> Written problem:
Pictures are not part of the copy; repeat everything else in the records exactly.

> Material provided:

------------------------------------------------------------

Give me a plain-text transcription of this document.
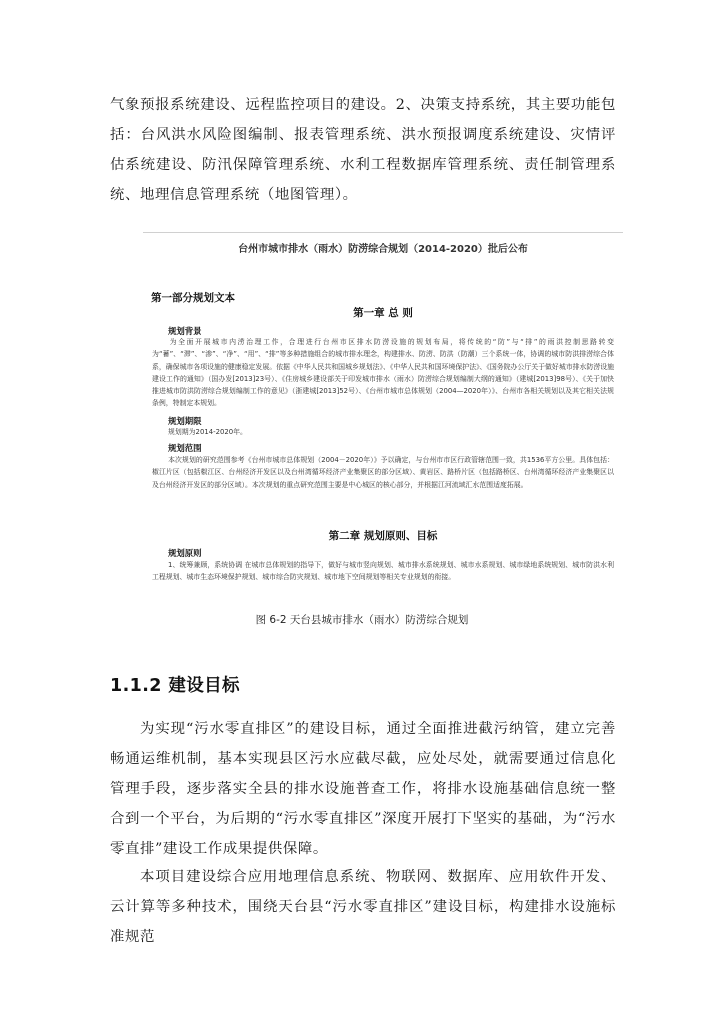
气象预报系统建设、远程监控项目的建设。2、决策支持系统，其主要功能包括：台风洪水风险图编制、报表管理系统、洪水预报调度系统建设、灾情评估系统建设、防汛保障管理系统、水利工程数据库管理系统、责任制管理系统、地理信息管理系统（地图管理）。

台州市城市排水（雨水）防涝综合规划（2014-2020）批后公布
第一部分规划文本
第一章 总 则
规划背景

为全面开展城市内涝治理工作，合理进行台州市区排水防涝设施的规划布局，将传统的“防”与“排”的雨洪控制思路转变为“蓄”、“滞”、“渗”、“净”、“用”、“排”等多种措施组合的城市排水理念，构建排水、防涝、防洪（防潮）三个系统一体，协调的城市防洪排涝综合体系，确保城市各项设施的健康稳定发展。依据《中华人民共和国城乡规划法》、《中华人民共和国环境保护法》、《国务院办公厅关于做好城市排水防涝设施建设工作的通知》（国办发[2013]23号）、《住房城乡建设部关于印发城市排水（雨水）防涝综合规划编制大纲的通知》（建城[2013]98号）、《关于加快推进城市防洪防涝综合规划编制工作的意见》（浙建城[2013]52号）、《台州市城市总体规划（2004—2020年）》、台州市各相关规划以及其它相关法规条例，特制定本规划。

规划期限

规划期为2014-2020年。

规划范围

本次规划的研究范围参考《台州市城市总体规划（2004－2020年）》予以确定，与台州市市区行政管辖范围一致，共1536平方公里。具体包括：椒江片区（包括椒江区、台州经济开发区以及台州湾循环经济产业集聚区的部分区域）、黄岩区、路桥片区（包括路桥区、台州湾循环经济产业集聚区以及台州经济开发区的部分区域）。本次规划的重点研究范围主要是中心城区的核心部分，并根据江河流域汇水范围适度拓展。

第二章 规划原则、目标
规划原则

1、统筹兼顾，系统协调 在城市总体规划的指导下，做好与城市竖向规划、城市排水系统规划、城市水系规划、城市绿地系统规划、城市防洪水利工程规划、城市生态环境保护规划、城市综合防灾规划、城市地下空间规划等相关专业规划的衔接。

图 6-2 天台县城市排水（雨水）防涝综合规划
1.1.2 建设目标

为实现“污水零直排区”的建设目标，通过全面推进截污纳管，建立完善畅通运维机制，基本实现县区污水应截尽截，应处尽处，就需要通过信息化管理手段，逐步落实全县的排水设施普查工作，将排水设施基础信息统一整合到一个平台，为后期的“污水零直排区”深度开展打下坚实的基础，为“污水零直排”建设工作成果提供保障。

本项目建设综合应用地理信息系统、物联网、数据库、应用软件开发、云计算等多种技术，围绕天台县“污水零直排区”建设目标，构建排水设施标准规范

------------------------------------------------------------

> Full solution:
Give me a plain-text transcription of this document.
气象预报系统建设、远程监控项目的建设。2、决策支持系统，其主要功能包括：台风洪水风险图编制、报表管理系统、洪水预报调度系统建设、灾情评估系统建设、防汛保障管理系统、水利工程数据库管理系统、责任制管理系统、地理信息管理系统（地图管理）。

台州市城市排水（雨水）防涝综合规划（2014-2020）批后公布
第一部分规划文本
第一章 总 则
规划背景

为全面开展城市内涝治理工作，合理进行台州市区排水防涝设施的规划布局，将传统的“防”与“排”的雨洪控制思路转变为“蓄”、“滞”、“渗”、“净”、“用”、“排”等多种措施组合的城市排水理念，构建排水、防涝、防洪（防潮）三个系统一体，协调的城市防洪排涝综合体系，确保城市各项设施的健康稳定发展。依据《中华人民共和国城乡规划法》、《中华人民共和国环境保护法》、《国务院办公厅关于做好城市排水防涝设施建设工作的通知》（国办发[2013]23号）、《住房城乡建设部关于印发城市排水（雨水）防涝综合规划编制大纲的通知》（建城[2013]98号）、《关于加快推进城市防洪防涝综合规划编制工作的意见》（浙建城[2013]52号）、《台州市城市总体规划（2004—2020年）》、台州市各相关规划以及其它相关法规条例，特制定本规划。

规划期限

规划期为2014-2020年。

规划范围

本次规划的研究范围参考《台州市城市总体规划（2004－2020年）》予以确定，与台州市市区行政管辖范围一致，共1536平方公里。具体包括：椒江片区（包括椒江区、台州经济开发区以及台州湾循环经济产业集聚区的部分区域）、黄岩区、路桥片区（包括路桥区、台州湾循环经济产业集聚区以及台州经济开发区的部分区域）。本次规划的重点研究范围主要是中心城区的核心部分，并根据江河流域汇水范围适度拓展。

第二章 规划原则、目标
规划原则

1、统筹兼顾，系统协调 在城市总体规划的指导下，做好与城市竖向规划、城市排水系统规划、城市水系规划、城市绿地系统规划、城市防洪水利工程规划、城市生态环境保护规划、城市综合防灾规划、城市地下空间规划等相关专业规划的衔接。

图 6-2 天台县城市排水（雨水）防涝综合规划
1.1.2 建设目标

为实现“污水零直排区”的建设目标，通过全面推进截污纳管，建立完善畅通运维机制，基本实现县区污水应截尽截，应处尽处，就需要通过信息化管理手段，逐步落实全县的排水设施普查工作，将排水设施基础信息统一整合到一个平台，为后期的“污水零直排区”深度开展打下坚实的基础，为“污水零直排”建设工作成果提供保障。

本项目建设综合应用地理信息系统、物联网、数据库、应用软件开发、云计算等多种技术，围绕天台县“污水零直排区”建设目标，构建排水设施标准规范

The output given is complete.